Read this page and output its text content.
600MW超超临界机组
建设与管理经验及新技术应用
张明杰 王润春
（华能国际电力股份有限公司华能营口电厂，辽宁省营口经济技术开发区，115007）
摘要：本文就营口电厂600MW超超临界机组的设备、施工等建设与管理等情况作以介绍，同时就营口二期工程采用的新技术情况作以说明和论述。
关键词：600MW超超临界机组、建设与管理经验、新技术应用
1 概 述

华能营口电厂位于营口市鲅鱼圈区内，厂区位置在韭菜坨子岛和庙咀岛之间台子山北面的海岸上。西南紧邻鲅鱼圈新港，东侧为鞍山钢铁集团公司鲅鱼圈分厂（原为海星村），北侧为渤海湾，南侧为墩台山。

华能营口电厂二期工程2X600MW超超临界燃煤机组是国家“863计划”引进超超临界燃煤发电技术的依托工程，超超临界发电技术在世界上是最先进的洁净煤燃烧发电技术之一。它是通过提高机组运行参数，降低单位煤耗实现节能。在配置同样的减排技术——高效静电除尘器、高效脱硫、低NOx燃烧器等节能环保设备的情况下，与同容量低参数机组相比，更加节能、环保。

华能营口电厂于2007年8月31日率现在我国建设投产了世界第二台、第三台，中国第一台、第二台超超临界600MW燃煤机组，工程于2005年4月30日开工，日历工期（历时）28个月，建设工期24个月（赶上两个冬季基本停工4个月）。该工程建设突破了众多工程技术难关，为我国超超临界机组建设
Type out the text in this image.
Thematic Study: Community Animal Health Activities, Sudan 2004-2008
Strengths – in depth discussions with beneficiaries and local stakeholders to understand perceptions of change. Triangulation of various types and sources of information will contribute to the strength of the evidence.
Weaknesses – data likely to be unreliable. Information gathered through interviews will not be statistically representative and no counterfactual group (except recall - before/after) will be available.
■ ■ ■ ■
→ WHAT TO DO
Give back, unchanged, every line from the one with "Type out the text in this image." to the end of the entries above.

→ ANSWER TO THE PROBLEM
Type out the text in this image.
Thematic Study: Community Animal Health Activities, Sudan 2004-2008
Strengths – in depth discussions with beneficiaries and local stakeholders to understand perceptions of change. Triangulation of various types and sources of information will contribute to the strength of the evidence.
Weaknesses – data likely to be unreliable. Information gathered through interviews will not be statistically representative and no counterfactual group (except recall - before/after) will be available.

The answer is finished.